▸ Task objective
Search the data for the string "подлежащих" and gather each line it is in.

▸ Data in this exercise
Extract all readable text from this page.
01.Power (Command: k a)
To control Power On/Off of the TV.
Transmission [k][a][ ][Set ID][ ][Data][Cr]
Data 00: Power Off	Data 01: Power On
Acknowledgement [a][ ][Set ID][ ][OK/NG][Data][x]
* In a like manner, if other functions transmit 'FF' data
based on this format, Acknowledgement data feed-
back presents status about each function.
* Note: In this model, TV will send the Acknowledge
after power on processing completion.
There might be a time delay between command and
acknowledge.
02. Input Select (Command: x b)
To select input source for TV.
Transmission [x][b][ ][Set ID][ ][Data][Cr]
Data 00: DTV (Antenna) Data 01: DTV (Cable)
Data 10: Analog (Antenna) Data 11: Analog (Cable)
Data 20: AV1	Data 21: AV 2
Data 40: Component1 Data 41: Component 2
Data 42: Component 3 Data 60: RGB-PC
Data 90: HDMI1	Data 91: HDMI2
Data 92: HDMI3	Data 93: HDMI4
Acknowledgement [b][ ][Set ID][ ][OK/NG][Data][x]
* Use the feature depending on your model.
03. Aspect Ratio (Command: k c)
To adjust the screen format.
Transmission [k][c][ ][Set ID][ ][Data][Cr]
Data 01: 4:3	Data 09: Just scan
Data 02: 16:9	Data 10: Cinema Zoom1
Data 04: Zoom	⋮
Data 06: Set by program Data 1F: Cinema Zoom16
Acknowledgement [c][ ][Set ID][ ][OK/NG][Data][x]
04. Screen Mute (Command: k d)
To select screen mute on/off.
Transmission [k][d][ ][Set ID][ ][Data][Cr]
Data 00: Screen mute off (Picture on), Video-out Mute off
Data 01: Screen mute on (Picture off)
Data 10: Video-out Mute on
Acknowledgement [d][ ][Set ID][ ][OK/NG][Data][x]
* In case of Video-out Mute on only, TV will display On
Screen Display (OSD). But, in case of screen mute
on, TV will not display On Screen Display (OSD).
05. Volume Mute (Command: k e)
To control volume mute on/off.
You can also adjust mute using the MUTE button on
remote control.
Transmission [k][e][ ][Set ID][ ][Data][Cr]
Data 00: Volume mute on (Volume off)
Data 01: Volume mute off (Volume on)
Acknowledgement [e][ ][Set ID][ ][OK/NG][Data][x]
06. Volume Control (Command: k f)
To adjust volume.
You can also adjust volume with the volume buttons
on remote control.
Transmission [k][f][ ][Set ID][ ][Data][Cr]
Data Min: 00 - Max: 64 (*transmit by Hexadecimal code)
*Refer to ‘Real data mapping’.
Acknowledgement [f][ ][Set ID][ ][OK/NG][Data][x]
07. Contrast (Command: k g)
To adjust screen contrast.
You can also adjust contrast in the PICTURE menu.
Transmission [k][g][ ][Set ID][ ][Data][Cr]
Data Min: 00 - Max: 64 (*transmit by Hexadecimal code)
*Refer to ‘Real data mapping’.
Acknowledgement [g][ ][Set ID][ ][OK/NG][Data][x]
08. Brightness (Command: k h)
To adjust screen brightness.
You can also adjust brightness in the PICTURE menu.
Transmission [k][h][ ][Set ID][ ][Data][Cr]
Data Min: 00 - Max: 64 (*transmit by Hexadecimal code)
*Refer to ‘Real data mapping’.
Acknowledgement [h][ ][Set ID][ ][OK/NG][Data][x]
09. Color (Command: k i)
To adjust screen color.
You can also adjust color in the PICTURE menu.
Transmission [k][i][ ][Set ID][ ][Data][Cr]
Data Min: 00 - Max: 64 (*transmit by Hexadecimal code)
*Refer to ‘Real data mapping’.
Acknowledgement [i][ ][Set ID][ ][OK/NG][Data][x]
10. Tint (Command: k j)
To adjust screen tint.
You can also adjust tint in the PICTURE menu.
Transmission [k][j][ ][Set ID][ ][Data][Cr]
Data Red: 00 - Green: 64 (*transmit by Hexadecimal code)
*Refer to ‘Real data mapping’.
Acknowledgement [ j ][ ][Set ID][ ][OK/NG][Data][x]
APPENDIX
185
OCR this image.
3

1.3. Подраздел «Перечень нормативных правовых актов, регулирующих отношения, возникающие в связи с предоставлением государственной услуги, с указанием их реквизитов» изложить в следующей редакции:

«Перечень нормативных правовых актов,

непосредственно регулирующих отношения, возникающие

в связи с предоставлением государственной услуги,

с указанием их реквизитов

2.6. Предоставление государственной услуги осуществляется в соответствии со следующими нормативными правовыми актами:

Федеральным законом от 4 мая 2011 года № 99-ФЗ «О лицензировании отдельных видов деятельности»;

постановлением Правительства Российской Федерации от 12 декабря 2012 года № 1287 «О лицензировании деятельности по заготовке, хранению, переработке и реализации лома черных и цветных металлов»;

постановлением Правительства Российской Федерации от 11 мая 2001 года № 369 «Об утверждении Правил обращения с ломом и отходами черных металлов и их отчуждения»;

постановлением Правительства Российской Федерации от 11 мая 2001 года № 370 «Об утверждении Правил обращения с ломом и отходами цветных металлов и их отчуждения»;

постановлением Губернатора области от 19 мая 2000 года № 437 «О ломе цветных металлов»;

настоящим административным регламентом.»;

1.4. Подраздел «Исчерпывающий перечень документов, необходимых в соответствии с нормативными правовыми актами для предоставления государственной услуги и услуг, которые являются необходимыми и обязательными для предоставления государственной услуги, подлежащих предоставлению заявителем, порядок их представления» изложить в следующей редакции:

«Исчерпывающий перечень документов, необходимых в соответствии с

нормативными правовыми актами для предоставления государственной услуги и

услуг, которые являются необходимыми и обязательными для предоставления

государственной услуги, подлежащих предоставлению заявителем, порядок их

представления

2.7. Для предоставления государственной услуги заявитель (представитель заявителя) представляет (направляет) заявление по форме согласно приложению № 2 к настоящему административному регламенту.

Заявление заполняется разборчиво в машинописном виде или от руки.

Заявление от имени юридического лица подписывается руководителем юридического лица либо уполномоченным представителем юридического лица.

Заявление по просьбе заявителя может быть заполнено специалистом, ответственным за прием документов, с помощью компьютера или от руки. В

▸ Output for this task
1.4. Подраздел «Исчерпывающий перечень документов, необходимых в соответствии с нормативными правовыми актами для предоставления государственной услуги и услуг, которые являются необходимыми и обязательными для предоставления государственной услуги, подлежащих предоставлению заявителем, порядок их представления» изложить в следующей редакции:
государственной услуги, подлежащих предоставлению заявителем, порядок их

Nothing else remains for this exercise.